DATA:
******
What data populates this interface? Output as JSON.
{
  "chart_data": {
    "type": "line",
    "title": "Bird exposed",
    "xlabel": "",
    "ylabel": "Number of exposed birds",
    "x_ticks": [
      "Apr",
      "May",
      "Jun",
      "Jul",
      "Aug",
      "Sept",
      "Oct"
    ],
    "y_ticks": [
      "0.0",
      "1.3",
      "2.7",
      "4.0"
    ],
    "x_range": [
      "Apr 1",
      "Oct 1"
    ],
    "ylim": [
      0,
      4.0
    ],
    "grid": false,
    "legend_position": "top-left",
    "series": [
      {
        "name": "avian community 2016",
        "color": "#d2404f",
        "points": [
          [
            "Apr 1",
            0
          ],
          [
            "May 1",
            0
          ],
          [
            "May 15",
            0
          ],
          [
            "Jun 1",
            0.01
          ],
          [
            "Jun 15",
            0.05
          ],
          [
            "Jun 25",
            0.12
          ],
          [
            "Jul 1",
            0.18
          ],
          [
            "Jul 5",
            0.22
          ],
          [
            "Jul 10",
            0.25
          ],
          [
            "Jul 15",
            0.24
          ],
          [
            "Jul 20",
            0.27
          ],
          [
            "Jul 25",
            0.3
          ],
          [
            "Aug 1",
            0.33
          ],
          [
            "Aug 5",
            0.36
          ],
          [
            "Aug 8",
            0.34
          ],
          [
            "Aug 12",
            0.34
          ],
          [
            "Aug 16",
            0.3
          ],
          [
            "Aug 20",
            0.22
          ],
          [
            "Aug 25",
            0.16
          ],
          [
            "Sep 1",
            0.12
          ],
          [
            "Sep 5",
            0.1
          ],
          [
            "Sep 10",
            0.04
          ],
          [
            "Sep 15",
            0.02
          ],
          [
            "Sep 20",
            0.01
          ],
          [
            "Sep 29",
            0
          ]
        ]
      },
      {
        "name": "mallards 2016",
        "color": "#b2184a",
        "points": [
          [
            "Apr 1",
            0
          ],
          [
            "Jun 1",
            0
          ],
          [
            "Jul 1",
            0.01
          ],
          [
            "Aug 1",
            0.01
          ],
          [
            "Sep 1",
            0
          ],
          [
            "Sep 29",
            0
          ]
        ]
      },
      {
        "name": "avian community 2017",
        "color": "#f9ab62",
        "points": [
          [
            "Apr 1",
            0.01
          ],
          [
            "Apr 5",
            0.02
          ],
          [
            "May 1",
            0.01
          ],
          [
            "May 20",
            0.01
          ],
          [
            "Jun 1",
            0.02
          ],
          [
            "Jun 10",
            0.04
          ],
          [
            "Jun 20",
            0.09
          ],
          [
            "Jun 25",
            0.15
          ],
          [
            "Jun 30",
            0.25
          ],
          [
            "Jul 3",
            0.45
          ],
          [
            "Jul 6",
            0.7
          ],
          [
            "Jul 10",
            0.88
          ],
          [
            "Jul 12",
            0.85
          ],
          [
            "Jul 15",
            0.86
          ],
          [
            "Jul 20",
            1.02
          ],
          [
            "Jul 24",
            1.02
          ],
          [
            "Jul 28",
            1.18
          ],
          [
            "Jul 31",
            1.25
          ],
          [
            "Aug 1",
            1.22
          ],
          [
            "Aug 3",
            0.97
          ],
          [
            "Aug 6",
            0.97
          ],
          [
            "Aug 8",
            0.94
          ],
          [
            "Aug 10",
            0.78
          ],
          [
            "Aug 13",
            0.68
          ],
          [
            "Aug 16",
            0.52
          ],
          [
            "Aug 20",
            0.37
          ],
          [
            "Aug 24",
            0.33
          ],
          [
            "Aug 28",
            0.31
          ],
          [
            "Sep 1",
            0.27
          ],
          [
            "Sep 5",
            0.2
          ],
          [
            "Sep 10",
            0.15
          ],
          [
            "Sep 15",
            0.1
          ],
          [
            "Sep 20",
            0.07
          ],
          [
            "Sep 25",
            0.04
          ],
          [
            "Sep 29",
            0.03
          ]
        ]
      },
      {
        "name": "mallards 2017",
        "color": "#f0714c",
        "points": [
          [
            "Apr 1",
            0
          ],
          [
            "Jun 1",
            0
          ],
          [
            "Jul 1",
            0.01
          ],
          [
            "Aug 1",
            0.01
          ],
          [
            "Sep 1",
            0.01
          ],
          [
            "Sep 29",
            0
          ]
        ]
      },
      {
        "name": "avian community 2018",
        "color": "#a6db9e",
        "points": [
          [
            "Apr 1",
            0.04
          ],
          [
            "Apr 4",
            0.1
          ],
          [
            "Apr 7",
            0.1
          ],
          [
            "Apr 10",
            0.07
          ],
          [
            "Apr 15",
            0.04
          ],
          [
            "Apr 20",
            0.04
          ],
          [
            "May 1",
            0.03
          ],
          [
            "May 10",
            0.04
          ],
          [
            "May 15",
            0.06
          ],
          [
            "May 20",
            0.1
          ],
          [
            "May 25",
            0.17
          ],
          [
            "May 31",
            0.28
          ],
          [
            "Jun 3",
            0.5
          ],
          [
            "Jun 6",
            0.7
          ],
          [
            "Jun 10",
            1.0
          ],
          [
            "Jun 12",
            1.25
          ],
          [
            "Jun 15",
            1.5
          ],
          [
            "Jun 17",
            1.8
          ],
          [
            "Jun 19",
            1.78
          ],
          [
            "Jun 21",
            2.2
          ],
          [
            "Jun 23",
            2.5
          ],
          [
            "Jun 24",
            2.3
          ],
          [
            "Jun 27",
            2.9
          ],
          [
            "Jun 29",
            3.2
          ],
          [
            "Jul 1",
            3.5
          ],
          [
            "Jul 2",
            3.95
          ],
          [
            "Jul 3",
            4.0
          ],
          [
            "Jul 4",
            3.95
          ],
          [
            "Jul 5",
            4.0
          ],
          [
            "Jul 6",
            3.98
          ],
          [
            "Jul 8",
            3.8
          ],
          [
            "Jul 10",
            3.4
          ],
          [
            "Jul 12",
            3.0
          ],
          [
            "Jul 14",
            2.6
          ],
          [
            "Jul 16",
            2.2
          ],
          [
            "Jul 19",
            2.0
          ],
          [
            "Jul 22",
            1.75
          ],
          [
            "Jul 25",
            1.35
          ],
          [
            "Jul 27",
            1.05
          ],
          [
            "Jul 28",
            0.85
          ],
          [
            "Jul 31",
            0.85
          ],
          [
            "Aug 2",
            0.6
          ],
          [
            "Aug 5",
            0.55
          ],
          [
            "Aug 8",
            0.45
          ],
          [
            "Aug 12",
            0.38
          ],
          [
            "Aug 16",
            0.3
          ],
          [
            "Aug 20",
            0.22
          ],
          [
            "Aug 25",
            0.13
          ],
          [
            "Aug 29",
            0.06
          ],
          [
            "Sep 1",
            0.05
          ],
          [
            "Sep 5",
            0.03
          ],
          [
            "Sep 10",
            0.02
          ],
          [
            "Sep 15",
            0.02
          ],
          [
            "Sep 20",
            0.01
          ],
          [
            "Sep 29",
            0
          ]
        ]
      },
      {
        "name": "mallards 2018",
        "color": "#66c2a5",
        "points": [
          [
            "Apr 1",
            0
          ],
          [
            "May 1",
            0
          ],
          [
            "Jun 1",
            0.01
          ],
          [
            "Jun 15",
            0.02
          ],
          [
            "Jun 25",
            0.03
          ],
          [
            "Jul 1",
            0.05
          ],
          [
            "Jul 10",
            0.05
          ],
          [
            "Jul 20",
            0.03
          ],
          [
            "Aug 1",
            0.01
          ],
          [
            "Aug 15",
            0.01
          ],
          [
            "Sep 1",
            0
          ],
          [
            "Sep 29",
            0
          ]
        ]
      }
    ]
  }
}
******
EXERCISE AIM: Print the listing above in full, exactly as it is.

FINISHED ANSWER:
What data populates this interface? Output as JSON.
{
  "chart_data": {
    "type": "line",
    "title": "Bird exposed",
    "xlabel": "",
    "ylabel": "Number of exposed birds",
    "x_ticks": [
      "Apr",
      "May",
      "Jun",
      "Jul",
      "Aug",
      "Sept",
      "Oct"
    ],
    "y_ticks": [
      "0.0",
      "1.3",
      "2.7",
      "4.0"
    ],
    "x_range": [
      "Apr 1",
      "Oct 1"
    ],
    "ylim": [
      0,
      4.0
    ],
    "grid": false,
    "legend_position": "top-left",
    "series": [
      {
        "name": "avian community 2016",
        "color": "#d2404f",
        "points": [
          [
            "Apr 1",
            0
          ],
          [
            "May 1",
            0
          ],
          [
            "May 15",
            0
          ],
          [
            "Jun 1",
            0.01
          ],
          [
            "Jun 15",
            0.05
          ],
          [
            "Jun 25",
            0.12
          ],
          [
            "Jul 1",
            0.18
          ],
          [
            "Jul 5",
            0.22
          ],
          [
            "Jul 10",
            0.25
          ],
          [
            "Jul 15",
            0.24
          ],
          [
            "Jul 20",
            0.27
          ],
          [
            "Jul 25",
            0.3
          ],
          [
            "Aug 1",
            0.33
          ],
          [
            "Aug 5",
            0.36
          ],
          [
            "Aug 8",
            0.34
          ],
          [
            "Aug 12",
            0.34
          ],
          [
            "Aug 16",
            0.3
          ],
          [
            "Aug 20",
            0.22
          ],
          [
            "Aug 25",
            0.16
          ],
          [
            "Sep 1",
            0.12
          ],
          [
            "Sep 5",
            0.1
          ],
          [
            "Sep 10",
            0.04
          ],
          [
            "Sep 15",
            0.02
          ],
          [
            "Sep 20",
            0.01
          ],
          [
            "Sep 29",
            0
          ]
        ]
      },
      {
        "name": "mallards 2016",
        "color": "#b2184a",
        "points": [
          [
            "Apr 1",
            0
          ],
          [
            "Jun 1",
            0
          ],
          [
            "Jul 1",
            0.01
          ],
          [
            "Aug 1",
            0.01
          ],
          [
            "Sep 1",
            0
          ],
          [
            "Sep 29",
            0
          ]
        ]
      },
      {
        "name": "avian community 2017",
        "color": "#f9ab62",
        "points": [
          [
            "Apr 1",
            0.01
          ],
          [
            "Apr 5",
            0.02
          ],
          [
            "May 1",
            0.01
          ],
          [
            "May 20",
            0.01
          ],
          [
            "Jun 1",
            0.02
          ],
          [
            "Jun 10",
            0.04
          ],
          [
            "Jun 20",
            0.09
          ],
          [
            "Jun 25",
            0.15
          ],
          [
            "Jun 30",
            0.25
          ],
          [
            "Jul 3",
            0.45
          ],
          [
            "Jul 6",
            0.7
          ],
          [
            "Jul 10",
            0.88
          ],
          [
            "Jul 12",
            0.85
          ],
          [
            "Jul 15",
            0.86
          ],
          [
            "Jul 20",
            1.02
          ],
          [
            "Jul 24",
            1.02
          ],
          [
            "Jul 28",
            1.18
          ],
          [
            "Jul 31",
            1.25
          ],
          [
            "Aug 1",
            1.22
          ],
          [
            "Aug 3",
            0.97
          ],
          [
            "Aug 6",
            0.97
          ],
          [
            "Aug 8",
            0.94
          ],
          [
            "Aug 10",
            0.78
          ],
          [
            "Aug 13",
            0.68
          ],
          [
            "Aug 16",
            0.52
          ],
          [
            "Aug 20",
            0.37
          ],
          [
            "Aug 24",
            0.33
          ],
          [
            "Aug 28",
            0.31
          ],
          [
            "Sep 1",
            0.27
          ],
          [
            "Sep 5",
            0.2
          ],
          [
            "Sep 10",
            0.15
          ],
          [
            "Sep 15",
            0.1
          ],
          [
            "Sep 20",
            0.07
          ],
          [
            "Sep 25",
            0.04
          ],
          [
            "Sep 29",
            0.03
          ]
        ]
      },
      {
        "name": "mallards 2017",
        "color": "#f0714c",
        "points": [
          [
            "Apr 1",
            0
          ],
          [
            "Jun 1",
            0
          ],
          [
            "Jul 1",
            0.01
          ],
          [
            "Aug 1",
            0.01
          ],
          [
            "Sep 1",
            0.01
          ],
          [
            "Sep 29",
            0
          ]
        ]
      },
      {
        "name": "avian community 2018",
        "color": "#a6db9e",
        "points": [
          [
            "Apr 1",
            0.04
          ],
          [
            "Apr 4",
            0.1
          ],
          [
            "Apr 7",
            0.1
          ],
          [
            "Apr 10",
            0.07
          ],
          [
            "Apr 15",
            0.04
          ],
          [
            "Apr 20",
            0.04
          ],
          [
            "May 1",
            0.03
          ],
          [
            "May 10",
            0.04
          ],
          [
            "May 15",
            0.06
          ],
          [
            "May 20",
            0.1
          ],
          [
            "May 25",
            0.17
          ],
          [
            "May 31",
            0.28
          ],
          [
            "Jun 3",
            0.5
          ],
          [
            "Jun 6",
            0.7
          ],
          [
            "Jun 10",
            1.0
          ],
          [
            "Jun 12",
            1.25
          ],
          [
            "Jun 15",
            1.5
          ],
          [
            "Jun 17",
            1.8
          ],
          [
            "Jun 19",
            1.78
          ],
          [
            "Jun 21",
            2.2
          ],
          [
            "Jun 23",
            2.5
          ],
          [
            "Jun 24",
            2.3
          ],
          [
            "Jun 27",
            2.9
          ],
          [
            "Jun 29",
            3.2
          ],
          [
            "Jul 1",
            3.5
          ],
          [
            "Jul 2",
            3.95
          ],
          [
            "Jul 3",
            4.0
          ],
          [
            "Jul 4",
            3.95
          ],
          [
            "Jul 5",
            4.0
          ],
          [
            "Jul 6",
            3.98
          ],
          [
            "Jul 8",
            3.8
          ],
          [
            "Jul 10",
            3.4
          ],
          [
            "Jul 12",
            3.0
          ],
          [
            "Jul 14",
            2.6
          ],
          [
            "Jul 16",
            2.2
          ],
          [
            "Jul 19",
            2.0
          ],
          [
            "Jul 22",
            1.75
          ],
          [
            "Jul 25",
            1.35
          ],
          [
            "Jul 27",
            1.05
          ],
          [
            "Jul 28",
            0.85
          ],
          [
            "Jul 31",
            0.85
          ],
          [
            "Aug 2",
            0.6
          ],
          [
            "Aug 5",
            0.55
          ],
          [
            "Aug 8",
            0.45
          ],
          [
            "Aug 12",
            0.38
          ],
          [
            "Aug 16",
            0.3
          ],
          [
            "Aug 20",
            0.22
          ],
          [
            "Aug 25",
            0.13
          ],
          [
            "Aug 29",
            0.06
          ],
          [
            "Sep 1",
            0.05
          ],
          [
            "Sep 5",
            0.03
          ],
          [
            "Sep 10",
            0.02
          ],
          [
            "Sep 15",
            0.02
          ],
          [
            "Sep 20",
            0.01
          ],
          [
            "Sep 29",
            0
          ]
        ]
      },
      {
        "name": "mallards 2018",
        "color": "#66c2a5",
        "points": [
          [
            "Apr 1",
            0
          ],
          [
            "May 1",
            0
          ],
          [
            "Jun 1",
            0.01
          ],
          [
            "Jun 15",
            0.02
          ],
          [
            "Jun 25",
            0.03
          ],
          [
            "Jul 1",
            0.05
          ],
          [
            "Jul 10",
            0.05
          ],
          [
            "Jul 20",
            0.03
          ],
          [
            "Aug 1",
            0.01
          ],
          [
            "Aug 15",
            0.01
          ],
          [
            "Sep 1",
            0
          ],
          [
            "Sep 29",
            0
          ]
        ]
      }
    ]
  }
}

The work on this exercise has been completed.